§ **What to produce**: Copy out every one of the following records word for word, preserving each line without alteration.

§ **Data provided**:

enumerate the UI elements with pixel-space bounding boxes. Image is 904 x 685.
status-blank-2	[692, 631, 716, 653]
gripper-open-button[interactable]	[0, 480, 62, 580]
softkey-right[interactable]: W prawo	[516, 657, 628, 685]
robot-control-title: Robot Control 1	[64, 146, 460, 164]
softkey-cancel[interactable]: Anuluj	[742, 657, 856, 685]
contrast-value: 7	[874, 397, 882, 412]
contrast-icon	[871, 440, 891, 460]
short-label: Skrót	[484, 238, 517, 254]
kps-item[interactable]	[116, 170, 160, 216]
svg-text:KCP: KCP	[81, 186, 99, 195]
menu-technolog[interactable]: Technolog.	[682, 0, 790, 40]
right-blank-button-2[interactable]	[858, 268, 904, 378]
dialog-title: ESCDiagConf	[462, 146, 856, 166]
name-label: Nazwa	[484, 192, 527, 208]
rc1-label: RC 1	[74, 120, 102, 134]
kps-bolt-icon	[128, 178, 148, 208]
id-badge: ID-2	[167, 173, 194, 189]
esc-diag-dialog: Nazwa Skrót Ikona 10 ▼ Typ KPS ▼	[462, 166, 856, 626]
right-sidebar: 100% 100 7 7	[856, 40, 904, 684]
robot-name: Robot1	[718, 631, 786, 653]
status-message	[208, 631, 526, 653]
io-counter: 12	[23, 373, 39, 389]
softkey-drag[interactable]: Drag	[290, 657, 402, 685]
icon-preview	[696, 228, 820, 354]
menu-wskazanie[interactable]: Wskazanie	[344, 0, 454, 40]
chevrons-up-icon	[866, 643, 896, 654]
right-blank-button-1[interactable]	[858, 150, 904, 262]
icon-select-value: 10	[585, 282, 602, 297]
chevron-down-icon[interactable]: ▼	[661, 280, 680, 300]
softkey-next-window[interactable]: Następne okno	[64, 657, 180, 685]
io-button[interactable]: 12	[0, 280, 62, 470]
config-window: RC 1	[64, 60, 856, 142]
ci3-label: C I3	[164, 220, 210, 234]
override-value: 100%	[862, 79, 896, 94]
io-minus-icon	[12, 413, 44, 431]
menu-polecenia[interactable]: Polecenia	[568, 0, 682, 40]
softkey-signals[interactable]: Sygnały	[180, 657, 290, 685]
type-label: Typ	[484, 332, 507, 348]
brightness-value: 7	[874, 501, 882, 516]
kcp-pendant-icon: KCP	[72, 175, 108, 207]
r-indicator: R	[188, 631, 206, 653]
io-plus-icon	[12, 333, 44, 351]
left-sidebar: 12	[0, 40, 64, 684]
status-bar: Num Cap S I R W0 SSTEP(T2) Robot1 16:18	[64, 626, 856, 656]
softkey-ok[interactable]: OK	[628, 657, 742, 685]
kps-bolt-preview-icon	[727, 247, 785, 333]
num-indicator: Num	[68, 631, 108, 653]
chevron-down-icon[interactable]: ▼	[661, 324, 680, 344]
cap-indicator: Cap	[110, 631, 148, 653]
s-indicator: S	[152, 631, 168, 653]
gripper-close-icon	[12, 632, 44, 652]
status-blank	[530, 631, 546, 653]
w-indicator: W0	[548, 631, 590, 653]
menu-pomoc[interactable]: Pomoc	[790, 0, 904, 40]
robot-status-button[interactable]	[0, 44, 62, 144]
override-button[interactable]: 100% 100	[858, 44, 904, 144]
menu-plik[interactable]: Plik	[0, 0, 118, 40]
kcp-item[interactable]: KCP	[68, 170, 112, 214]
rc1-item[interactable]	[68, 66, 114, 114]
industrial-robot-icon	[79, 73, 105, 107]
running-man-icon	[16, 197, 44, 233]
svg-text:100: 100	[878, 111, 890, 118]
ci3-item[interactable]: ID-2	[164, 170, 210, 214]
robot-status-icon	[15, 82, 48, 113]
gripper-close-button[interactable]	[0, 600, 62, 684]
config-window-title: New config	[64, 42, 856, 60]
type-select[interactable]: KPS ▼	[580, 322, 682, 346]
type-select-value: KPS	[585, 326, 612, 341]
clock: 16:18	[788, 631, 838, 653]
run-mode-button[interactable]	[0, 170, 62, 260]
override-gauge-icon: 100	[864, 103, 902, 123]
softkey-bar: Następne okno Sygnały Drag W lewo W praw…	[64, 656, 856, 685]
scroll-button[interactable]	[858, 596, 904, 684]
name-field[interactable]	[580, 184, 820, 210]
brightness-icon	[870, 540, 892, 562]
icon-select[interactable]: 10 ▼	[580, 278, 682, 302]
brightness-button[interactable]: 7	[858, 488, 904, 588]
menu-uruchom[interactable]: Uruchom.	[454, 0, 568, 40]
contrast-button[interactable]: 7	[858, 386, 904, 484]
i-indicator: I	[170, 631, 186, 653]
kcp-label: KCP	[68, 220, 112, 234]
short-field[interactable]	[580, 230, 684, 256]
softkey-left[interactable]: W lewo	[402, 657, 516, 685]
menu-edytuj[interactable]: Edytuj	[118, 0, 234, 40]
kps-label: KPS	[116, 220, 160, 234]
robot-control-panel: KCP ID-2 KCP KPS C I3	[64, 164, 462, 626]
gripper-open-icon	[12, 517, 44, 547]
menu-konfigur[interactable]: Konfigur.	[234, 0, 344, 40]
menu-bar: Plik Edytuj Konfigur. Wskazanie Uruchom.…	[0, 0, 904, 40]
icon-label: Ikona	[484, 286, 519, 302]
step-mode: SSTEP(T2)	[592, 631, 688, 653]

§ **Task answer**:
enumerate the UI elements with pixel-space bounding boxes. Image is 904 x 685.
status-blank-2	[692, 631, 716, 653]
gripper-open-button[interactable]	[0, 480, 62, 580]
softkey-right[interactable]: W prawo	[516, 657, 628, 685]
robot-control-title: Robot Control 1	[64, 146, 460, 164]
softkey-cancel[interactable]: Anuluj	[742, 657, 856, 685]
contrast-value: 7	[874, 397, 882, 412]
contrast-icon	[871, 440, 891, 460]
short-label: Skrót	[484, 238, 517, 254]
kps-item[interactable]	[116, 170, 160, 216]
svg-text:KCP: KCP	[81, 186, 99, 195]
menu-technolog[interactable]: Technolog.	[682, 0, 790, 40]
right-blank-button-2[interactable]	[858, 268, 904, 378]
dialog-title: ESCDiagConf	[462, 146, 856, 166]
name-label: Nazwa	[484, 192, 527, 208]
rc1-label: RC 1	[74, 120, 102, 134]
kps-bolt-icon	[128, 178, 148, 208]
id-badge: ID-2	[167, 173, 194, 189]
esc-diag-dialog: Nazwa Skrót Ikona 10 ▼ Typ KPS ▼	[462, 166, 856, 626]
right-sidebar: 100% 100 7 7	[856, 40, 904, 684]
robot-name: Robot1	[718, 631, 786, 653]
status-message	[208, 631, 526, 653]
io-counter: 12	[23, 373, 39, 389]
softkey-drag[interactable]: Drag	[290, 657, 402, 685]
icon-preview	[696, 228, 820, 354]
menu-wskazanie[interactable]: Wskazanie	[344, 0, 454, 40]
chevrons-up-icon	[866, 643, 896, 654]
right-blank-button-1[interactable]	[858, 150, 904, 262]
icon-select-value: 10	[585, 282, 602, 297]
chevron-down-icon[interactable]: ▼	[661, 280, 680, 300]
softkey-next-window[interactable]: Następne okno	[64, 657, 180, 685]
io-button[interactable]: 12	[0, 280, 62, 470]
config-window: RC 1	[64, 60, 856, 142]
ci3-label: C I3	[164, 220, 210, 234]
override-value: 100%	[862, 79, 896, 94]
io-minus-icon	[12, 413, 44, 431]
menu-polecenia[interactable]: Polecenia	[568, 0, 682, 40]
softkey-signals[interactable]: Sygnały	[180, 657, 290, 685]
type-label: Typ	[484, 332, 507, 348]
brightness-value: 7	[874, 501, 882, 516]
kcp-pendant-icon: KCP	[72, 175, 108, 207]
r-indicator: R	[188, 631, 206, 653]
io-plus-icon	[12, 333, 44, 351]
left-sidebar: 12	[0, 40, 64, 684]
status-bar: Num Cap S I R W0 SSTEP(T2) Robot1 16:18	[64, 626, 856, 656]
softkey-ok[interactable]: OK	[628, 657, 742, 685]
kps-bolt-preview-icon	[727, 247, 785, 333]
num-indicator: Num	[68, 631, 108, 653]
chevron-down-icon[interactable]: ▼	[661, 324, 680, 344]
cap-indicator: Cap	[110, 631, 148, 653]
s-indicator: S	[152, 631, 168, 653]
gripper-close-icon	[12, 632, 44, 652]
status-blank	[530, 631, 546, 653]
w-indicator: W0	[548, 631, 590, 653]
menu-pomoc[interactable]: Pomoc	[790, 0, 904, 40]
robot-status-button[interactable]	[0, 44, 62, 144]
override-button[interactable]: 100% 100	[858, 44, 904, 144]
menu-plik[interactable]: Plik	[0, 0, 118, 40]
kcp-item[interactable]: KCP	[68, 170, 112, 214]
rc1-item[interactable]	[68, 66, 114, 114]
industrial-robot-icon	[79, 73, 105, 107]
running-man-icon	[16, 197, 44, 233]
svg-text:100: 100	[878, 111, 890, 118]
ci3-item[interactable]: ID-2	[164, 170, 210, 214]
robot-status-icon	[15, 82, 48, 113]
gripper-close-button[interactable]	[0, 600, 62, 684]
config-window-title: New config	[64, 42, 856, 60]
type-select[interactable]: KPS ▼	[580, 322, 682, 346]
type-select-value: KPS	[585, 326, 612, 341]
clock: 16:18	[788, 631, 838, 653]
run-mode-button[interactable]	[0, 170, 62, 260]
override-gauge-icon: 100	[864, 103, 902, 123]
softkey-bar: Następne okno Sygnały Drag W lewo W praw…	[64, 656, 856, 685]
scroll-button[interactable]	[858, 596, 904, 684]
name-field[interactable]	[580, 184, 820, 210]
brightness-icon	[870, 540, 892, 562]
icon-select[interactable]: 10 ▼	[580, 278, 682, 302]
brightness-button[interactable]: 7	[858, 488, 904, 588]
menu-uruchom[interactable]: Uruchom.	[454, 0, 568, 40]
contrast-button[interactable]: 7	[858, 386, 904, 484]
i-indicator: I	[170, 631, 186, 653]
kcp-label: KCP	[68, 220, 112, 234]
short-field[interactable]	[580, 230, 684, 256]
softkey-left[interactable]: W lewo	[402, 657, 516, 685]
menu-edytuj[interactable]: Edytuj	[118, 0, 234, 40]
kps-label: KPS	[116, 220, 160, 234]
robot-control-panel: KCP ID-2 KCP KPS C I3	[64, 164, 462, 626]
gripper-open-icon	[12, 517, 44, 547]
menu-konfigur[interactable]: Konfigur.	[234, 0, 344, 40]
menu-bar: Plik Edytuj Konfigur. Wskazanie Uruchom.…	[0, 0, 904, 40]
icon-label: Ikona	[484, 286, 519, 302]
step-mode: SSTEP(T2)	[592, 631, 688, 653]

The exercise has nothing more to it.